• _TASK DATA_:
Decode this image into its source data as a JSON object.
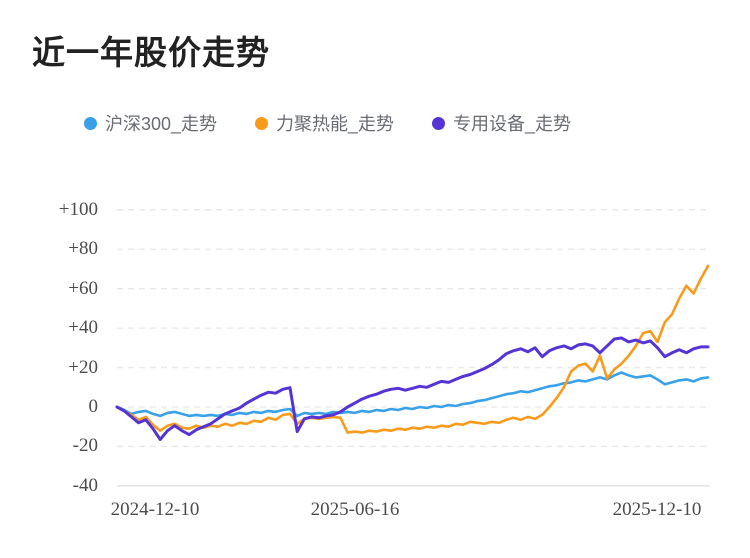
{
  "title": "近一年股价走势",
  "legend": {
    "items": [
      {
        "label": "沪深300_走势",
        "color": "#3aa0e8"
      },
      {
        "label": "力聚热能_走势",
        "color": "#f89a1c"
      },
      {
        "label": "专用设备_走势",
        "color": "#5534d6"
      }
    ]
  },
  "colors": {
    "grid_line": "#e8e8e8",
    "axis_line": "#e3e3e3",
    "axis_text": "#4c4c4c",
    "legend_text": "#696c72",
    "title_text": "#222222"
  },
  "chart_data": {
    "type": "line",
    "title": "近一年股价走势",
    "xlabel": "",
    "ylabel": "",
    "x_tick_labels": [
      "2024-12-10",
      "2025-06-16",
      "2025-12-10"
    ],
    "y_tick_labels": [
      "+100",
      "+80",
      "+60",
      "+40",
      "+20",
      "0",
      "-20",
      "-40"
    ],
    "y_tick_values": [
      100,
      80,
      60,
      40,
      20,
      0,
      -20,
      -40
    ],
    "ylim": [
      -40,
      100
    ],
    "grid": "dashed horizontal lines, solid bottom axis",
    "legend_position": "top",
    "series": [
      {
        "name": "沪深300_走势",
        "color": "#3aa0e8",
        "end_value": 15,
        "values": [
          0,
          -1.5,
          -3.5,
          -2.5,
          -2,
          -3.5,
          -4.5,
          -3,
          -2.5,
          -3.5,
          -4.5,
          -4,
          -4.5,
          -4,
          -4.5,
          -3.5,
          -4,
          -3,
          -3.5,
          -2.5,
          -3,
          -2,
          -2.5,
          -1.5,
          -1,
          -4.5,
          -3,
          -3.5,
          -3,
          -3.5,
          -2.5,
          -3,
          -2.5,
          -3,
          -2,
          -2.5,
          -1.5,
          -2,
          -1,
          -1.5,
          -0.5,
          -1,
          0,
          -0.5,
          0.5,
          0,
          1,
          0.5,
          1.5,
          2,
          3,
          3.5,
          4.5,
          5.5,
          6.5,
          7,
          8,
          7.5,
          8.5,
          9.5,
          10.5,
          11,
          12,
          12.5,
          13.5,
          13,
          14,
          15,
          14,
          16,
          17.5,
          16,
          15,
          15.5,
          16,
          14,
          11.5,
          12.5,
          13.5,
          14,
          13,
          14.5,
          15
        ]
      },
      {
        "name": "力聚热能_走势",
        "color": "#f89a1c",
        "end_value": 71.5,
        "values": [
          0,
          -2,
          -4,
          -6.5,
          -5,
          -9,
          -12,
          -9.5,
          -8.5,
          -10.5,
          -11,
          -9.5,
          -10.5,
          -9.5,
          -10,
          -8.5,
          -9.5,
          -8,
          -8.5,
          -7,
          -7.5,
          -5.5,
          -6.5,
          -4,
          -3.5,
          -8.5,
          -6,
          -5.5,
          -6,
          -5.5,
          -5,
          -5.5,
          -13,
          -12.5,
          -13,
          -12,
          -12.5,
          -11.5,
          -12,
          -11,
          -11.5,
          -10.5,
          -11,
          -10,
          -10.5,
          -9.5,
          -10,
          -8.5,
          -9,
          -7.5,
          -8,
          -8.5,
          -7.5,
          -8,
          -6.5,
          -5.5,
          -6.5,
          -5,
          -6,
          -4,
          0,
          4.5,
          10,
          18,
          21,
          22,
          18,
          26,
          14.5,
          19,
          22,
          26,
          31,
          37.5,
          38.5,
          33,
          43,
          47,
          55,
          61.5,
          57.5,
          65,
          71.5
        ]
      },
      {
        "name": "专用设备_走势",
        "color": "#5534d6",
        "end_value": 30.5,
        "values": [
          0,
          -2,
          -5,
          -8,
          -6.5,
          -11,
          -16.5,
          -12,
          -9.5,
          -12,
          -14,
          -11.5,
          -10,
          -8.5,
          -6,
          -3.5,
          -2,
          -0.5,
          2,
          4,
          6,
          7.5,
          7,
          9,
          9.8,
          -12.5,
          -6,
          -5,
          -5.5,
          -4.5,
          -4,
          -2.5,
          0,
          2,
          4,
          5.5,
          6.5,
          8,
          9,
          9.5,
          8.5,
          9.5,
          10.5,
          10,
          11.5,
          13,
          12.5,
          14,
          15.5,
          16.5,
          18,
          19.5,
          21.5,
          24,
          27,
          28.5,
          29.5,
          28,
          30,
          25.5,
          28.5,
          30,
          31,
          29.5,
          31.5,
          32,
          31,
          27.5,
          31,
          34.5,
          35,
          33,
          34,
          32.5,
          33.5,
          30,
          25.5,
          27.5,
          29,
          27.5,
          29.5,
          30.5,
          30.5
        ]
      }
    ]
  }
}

==

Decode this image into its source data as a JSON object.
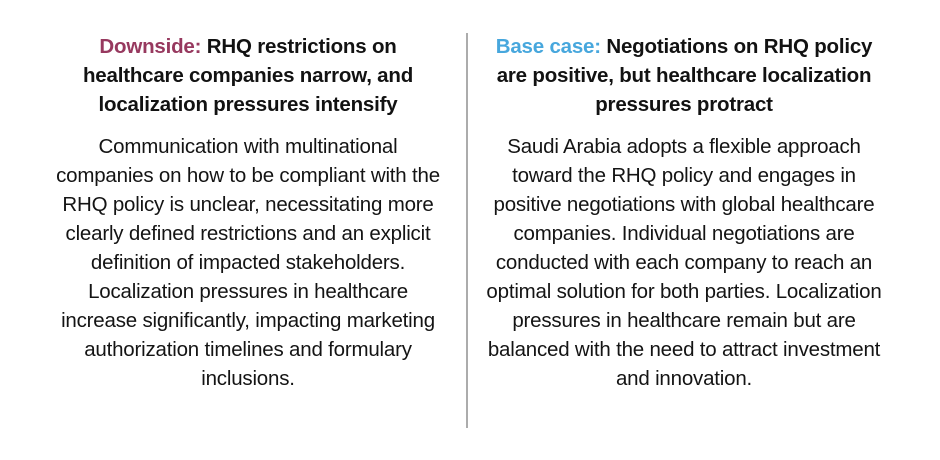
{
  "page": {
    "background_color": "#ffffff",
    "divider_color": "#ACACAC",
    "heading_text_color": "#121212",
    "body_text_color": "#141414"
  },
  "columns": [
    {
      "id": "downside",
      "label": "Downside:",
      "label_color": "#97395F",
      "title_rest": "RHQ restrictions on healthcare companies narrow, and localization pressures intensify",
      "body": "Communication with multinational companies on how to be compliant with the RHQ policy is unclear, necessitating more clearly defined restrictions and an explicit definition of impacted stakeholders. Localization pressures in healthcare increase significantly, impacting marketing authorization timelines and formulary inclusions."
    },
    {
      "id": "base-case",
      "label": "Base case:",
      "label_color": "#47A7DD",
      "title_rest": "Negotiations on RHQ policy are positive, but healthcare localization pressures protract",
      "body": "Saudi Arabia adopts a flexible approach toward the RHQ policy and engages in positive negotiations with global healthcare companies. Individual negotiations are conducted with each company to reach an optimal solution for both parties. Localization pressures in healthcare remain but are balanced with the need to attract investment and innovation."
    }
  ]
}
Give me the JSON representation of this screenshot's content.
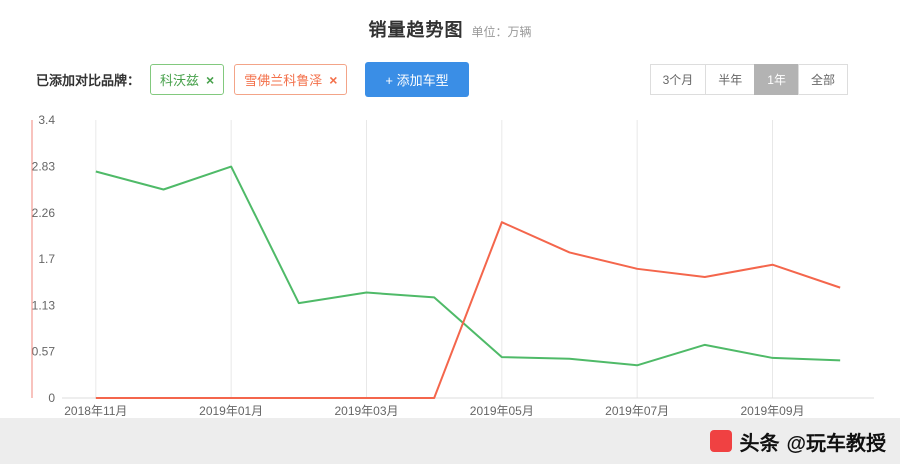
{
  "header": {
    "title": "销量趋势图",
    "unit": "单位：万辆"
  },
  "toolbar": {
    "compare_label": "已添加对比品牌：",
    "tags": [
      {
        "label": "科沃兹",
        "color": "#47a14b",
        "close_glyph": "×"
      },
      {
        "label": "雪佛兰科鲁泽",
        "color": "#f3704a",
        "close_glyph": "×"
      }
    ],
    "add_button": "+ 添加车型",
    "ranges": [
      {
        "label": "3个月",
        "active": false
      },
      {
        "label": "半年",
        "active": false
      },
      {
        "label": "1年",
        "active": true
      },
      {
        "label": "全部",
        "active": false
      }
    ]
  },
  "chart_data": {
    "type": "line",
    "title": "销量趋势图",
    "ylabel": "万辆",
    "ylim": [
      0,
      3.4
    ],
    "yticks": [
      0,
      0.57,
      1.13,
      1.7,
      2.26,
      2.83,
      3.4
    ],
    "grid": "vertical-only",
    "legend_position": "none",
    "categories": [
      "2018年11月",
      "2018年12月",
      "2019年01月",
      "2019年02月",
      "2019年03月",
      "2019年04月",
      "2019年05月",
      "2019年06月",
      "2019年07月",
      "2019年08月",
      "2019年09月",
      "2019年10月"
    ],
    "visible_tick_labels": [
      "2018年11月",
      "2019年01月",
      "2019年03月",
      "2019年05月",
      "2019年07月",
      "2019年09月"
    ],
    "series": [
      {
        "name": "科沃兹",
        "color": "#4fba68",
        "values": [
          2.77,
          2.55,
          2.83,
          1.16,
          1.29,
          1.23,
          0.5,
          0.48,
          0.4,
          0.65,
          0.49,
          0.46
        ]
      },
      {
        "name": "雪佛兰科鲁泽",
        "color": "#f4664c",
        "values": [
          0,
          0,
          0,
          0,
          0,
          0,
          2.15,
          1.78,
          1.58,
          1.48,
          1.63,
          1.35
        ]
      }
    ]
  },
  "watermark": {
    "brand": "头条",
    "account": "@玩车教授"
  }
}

• _AIM_: Figure out how many lines of the data above include "restrictions", then give the number and nothing more.

• _CORRECT RESPONSE_: 2